* Start The records *

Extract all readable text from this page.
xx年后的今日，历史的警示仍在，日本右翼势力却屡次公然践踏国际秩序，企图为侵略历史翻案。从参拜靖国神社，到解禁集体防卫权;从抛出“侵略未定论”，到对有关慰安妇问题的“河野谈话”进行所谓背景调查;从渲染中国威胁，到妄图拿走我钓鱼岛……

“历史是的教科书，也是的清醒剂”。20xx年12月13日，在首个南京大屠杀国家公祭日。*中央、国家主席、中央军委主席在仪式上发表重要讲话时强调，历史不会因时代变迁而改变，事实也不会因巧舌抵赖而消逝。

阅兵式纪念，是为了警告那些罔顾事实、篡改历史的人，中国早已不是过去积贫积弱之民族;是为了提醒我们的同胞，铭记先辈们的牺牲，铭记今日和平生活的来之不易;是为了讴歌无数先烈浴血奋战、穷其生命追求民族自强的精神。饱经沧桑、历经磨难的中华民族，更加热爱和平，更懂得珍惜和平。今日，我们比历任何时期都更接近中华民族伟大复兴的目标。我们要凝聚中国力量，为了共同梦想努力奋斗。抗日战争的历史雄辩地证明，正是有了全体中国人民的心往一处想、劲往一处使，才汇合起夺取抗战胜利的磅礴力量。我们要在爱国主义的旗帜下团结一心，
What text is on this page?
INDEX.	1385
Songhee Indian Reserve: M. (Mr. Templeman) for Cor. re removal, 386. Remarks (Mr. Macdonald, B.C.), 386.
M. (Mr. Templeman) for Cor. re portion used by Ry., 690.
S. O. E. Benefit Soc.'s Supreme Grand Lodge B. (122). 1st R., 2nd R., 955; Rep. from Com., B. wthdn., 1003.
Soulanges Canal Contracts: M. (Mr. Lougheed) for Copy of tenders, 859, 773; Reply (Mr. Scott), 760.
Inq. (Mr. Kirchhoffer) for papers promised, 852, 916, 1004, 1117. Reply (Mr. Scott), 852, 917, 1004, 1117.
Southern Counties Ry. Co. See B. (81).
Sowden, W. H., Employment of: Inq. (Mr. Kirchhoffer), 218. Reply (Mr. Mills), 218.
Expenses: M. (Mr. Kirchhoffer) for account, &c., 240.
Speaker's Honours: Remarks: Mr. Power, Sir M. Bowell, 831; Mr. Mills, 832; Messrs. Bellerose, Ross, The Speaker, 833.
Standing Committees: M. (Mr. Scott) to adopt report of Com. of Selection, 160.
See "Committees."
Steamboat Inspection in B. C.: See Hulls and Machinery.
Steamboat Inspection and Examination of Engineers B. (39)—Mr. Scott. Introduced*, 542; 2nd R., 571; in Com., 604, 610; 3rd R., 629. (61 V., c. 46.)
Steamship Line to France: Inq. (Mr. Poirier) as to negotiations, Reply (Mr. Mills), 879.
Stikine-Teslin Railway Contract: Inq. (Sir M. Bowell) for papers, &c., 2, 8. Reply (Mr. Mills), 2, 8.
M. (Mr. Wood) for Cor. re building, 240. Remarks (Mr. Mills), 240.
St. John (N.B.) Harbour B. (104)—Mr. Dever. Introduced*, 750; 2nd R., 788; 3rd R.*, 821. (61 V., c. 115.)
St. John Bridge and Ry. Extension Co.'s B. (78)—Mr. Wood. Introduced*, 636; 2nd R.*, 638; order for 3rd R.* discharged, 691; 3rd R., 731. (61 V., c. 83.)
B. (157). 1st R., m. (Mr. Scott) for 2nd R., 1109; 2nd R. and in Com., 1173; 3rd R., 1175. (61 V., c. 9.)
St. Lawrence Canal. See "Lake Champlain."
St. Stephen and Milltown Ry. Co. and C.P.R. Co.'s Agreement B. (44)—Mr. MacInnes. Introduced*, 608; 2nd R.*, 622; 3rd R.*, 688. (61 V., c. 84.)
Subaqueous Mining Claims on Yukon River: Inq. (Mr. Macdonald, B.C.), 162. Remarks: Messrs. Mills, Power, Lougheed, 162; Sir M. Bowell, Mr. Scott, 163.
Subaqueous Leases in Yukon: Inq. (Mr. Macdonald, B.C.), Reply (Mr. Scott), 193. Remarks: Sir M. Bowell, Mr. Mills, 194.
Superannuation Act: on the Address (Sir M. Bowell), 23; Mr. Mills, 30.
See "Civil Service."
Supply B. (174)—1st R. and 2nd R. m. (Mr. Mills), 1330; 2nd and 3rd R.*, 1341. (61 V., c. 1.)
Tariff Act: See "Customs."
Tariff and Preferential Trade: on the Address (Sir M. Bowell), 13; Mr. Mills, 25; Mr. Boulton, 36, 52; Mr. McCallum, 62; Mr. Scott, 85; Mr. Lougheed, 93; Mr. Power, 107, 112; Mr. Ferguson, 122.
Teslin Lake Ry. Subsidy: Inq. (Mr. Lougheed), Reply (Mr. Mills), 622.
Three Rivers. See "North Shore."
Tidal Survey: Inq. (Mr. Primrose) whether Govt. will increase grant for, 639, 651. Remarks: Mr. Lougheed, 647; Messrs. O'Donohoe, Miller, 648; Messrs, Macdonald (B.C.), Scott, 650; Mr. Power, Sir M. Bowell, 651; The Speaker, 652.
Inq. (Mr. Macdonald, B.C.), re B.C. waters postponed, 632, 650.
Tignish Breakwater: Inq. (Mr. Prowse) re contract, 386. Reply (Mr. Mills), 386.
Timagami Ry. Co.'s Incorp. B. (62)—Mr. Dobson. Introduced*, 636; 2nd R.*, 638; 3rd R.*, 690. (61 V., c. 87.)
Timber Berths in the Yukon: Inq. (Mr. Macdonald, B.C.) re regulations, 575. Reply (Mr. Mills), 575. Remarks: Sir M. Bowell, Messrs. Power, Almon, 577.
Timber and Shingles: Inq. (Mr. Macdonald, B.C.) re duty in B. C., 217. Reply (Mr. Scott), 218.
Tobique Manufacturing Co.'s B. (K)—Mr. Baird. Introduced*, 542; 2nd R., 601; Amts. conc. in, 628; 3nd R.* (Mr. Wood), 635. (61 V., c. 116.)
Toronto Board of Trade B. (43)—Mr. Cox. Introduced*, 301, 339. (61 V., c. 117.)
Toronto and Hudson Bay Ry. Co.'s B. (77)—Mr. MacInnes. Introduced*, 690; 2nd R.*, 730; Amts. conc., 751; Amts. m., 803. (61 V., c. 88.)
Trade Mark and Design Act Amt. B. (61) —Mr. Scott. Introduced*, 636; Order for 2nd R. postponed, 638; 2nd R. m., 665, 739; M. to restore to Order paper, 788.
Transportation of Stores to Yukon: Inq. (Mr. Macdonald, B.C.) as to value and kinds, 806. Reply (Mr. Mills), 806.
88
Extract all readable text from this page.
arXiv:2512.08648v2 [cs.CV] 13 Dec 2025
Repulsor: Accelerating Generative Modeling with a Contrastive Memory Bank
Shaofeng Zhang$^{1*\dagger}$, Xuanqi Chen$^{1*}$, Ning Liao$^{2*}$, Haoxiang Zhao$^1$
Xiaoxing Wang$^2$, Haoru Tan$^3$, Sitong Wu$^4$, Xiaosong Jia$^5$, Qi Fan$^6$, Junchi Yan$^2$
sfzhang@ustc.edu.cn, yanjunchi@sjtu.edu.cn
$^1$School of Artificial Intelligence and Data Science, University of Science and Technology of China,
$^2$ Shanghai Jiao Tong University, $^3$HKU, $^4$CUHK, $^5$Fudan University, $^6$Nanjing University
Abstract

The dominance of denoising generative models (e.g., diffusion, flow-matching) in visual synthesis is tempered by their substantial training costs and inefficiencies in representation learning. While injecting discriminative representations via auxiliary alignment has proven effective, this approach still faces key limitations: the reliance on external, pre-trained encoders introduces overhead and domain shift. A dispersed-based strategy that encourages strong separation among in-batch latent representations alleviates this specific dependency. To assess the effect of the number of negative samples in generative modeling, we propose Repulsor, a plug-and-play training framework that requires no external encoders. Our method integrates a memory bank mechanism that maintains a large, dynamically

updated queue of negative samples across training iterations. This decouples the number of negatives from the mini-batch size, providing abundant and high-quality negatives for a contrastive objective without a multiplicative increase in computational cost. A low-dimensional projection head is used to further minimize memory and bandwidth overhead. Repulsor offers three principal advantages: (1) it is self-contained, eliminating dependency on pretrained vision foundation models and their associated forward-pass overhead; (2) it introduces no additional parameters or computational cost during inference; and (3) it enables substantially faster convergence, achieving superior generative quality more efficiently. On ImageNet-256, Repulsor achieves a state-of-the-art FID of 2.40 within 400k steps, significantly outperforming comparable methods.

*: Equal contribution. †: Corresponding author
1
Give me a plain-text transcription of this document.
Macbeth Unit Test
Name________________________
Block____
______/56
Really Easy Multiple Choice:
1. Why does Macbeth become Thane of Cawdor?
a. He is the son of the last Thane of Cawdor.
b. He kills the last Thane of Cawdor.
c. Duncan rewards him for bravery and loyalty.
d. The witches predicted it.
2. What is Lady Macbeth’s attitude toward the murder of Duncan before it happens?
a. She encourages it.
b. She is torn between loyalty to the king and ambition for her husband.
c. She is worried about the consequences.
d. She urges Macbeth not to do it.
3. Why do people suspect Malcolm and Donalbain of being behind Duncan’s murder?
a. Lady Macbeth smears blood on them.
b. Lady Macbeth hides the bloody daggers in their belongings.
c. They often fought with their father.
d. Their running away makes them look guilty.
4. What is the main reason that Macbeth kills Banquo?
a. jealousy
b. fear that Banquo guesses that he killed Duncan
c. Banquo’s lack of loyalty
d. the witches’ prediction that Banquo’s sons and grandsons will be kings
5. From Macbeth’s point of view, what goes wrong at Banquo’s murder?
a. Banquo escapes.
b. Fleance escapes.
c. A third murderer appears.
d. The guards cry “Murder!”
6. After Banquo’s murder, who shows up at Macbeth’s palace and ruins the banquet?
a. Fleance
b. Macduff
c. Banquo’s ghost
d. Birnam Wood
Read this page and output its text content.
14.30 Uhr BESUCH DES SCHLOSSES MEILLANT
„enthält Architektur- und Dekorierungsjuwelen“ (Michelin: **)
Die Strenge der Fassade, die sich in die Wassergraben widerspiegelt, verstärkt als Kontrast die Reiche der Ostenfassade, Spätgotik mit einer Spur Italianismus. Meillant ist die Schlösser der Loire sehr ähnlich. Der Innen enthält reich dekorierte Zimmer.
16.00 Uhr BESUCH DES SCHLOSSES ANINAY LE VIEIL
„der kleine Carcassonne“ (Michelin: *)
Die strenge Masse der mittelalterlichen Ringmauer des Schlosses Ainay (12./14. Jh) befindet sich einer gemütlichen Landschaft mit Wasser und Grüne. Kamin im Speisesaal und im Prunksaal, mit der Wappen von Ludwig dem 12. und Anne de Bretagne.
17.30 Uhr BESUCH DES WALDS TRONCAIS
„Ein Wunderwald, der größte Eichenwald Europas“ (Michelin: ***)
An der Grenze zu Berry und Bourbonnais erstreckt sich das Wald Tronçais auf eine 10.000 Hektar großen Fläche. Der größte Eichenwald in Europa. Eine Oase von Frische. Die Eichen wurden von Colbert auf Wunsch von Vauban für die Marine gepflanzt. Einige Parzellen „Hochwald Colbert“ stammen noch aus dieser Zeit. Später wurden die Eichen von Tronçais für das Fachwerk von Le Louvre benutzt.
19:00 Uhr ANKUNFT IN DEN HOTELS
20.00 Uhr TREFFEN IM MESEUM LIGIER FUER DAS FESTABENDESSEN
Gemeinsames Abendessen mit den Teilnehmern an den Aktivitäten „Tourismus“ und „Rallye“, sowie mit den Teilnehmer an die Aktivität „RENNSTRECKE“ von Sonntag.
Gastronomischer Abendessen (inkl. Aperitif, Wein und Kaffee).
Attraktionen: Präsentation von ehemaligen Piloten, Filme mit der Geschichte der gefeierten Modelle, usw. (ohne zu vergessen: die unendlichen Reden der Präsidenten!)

* End The records *

**Task requirements:** Write down every line of the data above that includes the string "Wood".

**The response:**
M. (Mr. Wood) for Cor. re building, 240. Remarks (Mr. Mills), 240.
St. John Bridge and Ry. Extension Co.'s B. (78)—Mr. Wood. Introduced*, 636; 2nd R.*, 638; order for 3rd R.* discharged, 691; 3rd R., 731. (61 V., c. 83.)
Tobique Manufacturing Co.'s B. (K)—Mr. Baird. Introduced*, 542; 2nd R., 601; Amts. conc. in, 628; 3nd R.* (Mr. Wood), 635. (61 V., c. 116.)
d. Birnam Wood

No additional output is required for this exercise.